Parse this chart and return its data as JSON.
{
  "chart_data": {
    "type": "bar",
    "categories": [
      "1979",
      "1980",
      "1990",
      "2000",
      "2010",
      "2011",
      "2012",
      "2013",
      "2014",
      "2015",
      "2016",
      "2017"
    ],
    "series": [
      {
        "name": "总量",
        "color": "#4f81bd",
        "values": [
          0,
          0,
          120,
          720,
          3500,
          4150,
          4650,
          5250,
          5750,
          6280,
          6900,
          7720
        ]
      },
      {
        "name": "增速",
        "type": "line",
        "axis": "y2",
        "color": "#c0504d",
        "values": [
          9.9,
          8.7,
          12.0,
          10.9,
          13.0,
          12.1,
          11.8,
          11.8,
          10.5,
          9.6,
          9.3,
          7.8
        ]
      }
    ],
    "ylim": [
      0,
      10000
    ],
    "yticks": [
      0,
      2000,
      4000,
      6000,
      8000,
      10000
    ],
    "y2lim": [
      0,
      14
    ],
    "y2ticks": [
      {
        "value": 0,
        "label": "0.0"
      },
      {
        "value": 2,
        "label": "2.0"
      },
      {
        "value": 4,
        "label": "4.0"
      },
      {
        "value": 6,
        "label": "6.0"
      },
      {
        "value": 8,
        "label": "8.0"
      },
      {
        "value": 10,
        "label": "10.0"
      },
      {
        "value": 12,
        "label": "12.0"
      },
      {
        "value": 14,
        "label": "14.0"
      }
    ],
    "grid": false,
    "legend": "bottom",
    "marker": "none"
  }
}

▸ **AIM**
Your task is to repeat every line exactly.

▸ **RESPONSE**
Parse this chart and return its data as JSON.
{
  "chart_data": {
    "type": "bar",
    "categories": [
      "1979",
      "1980",
      "1990",
      "2000",
      "2010",
      "2011",
      "2012",
      "2013",
      "2014",
      "2015",
      "2016",
      "2017"
    ],
    "series": [
      {
        "name": "总量",
        "color": "#4f81bd",
        "values": [
          0,
          0,
          120,
          720,
          3500,
          4150,
          4650,
          5250,
          5750,
          6280,
          6900,
          7720
        ]
      },
      {
        "name": "增速",
        "type": "line",
        "axis": "y2",
        "color": "#c0504d",
        "values": [
          9.9,
          8.7,
          12.0,
          10.9,
          13.0,
          12.1,
          11.8,
          11.8,
          10.5,
          9.6,
          9.3,
          7.8
        ]
      }
    ],
    "ylim": [
      0,
      10000
    ],
    "yticks": [
      0,
      2000,
      4000,
      6000,
      8000,
      10000
    ],
    "y2lim": [
      0,
      14
    ],
    "y2ticks": [
      {
        "value": 0,
        "label": "0.0"
      },
      {
        "value": 2,
        "label": "2.0"
      },
      {
        "value": 4,
        "label": "4.0"
      },
      {
        "value": 6,
        "label": "6.0"
      },
      {
        "value": 8,
        "label": "8.0"
      },
      {
        "value": 10,
        "label": "10.0"
      },
      {
        "value": 12,
        "label": "12.0"
      },
      {
        "value": 14,
        "label": "14.0"
      }
    ],
    "grid": false,
    "legend": "bottom",
    "marker": "none"
  }
}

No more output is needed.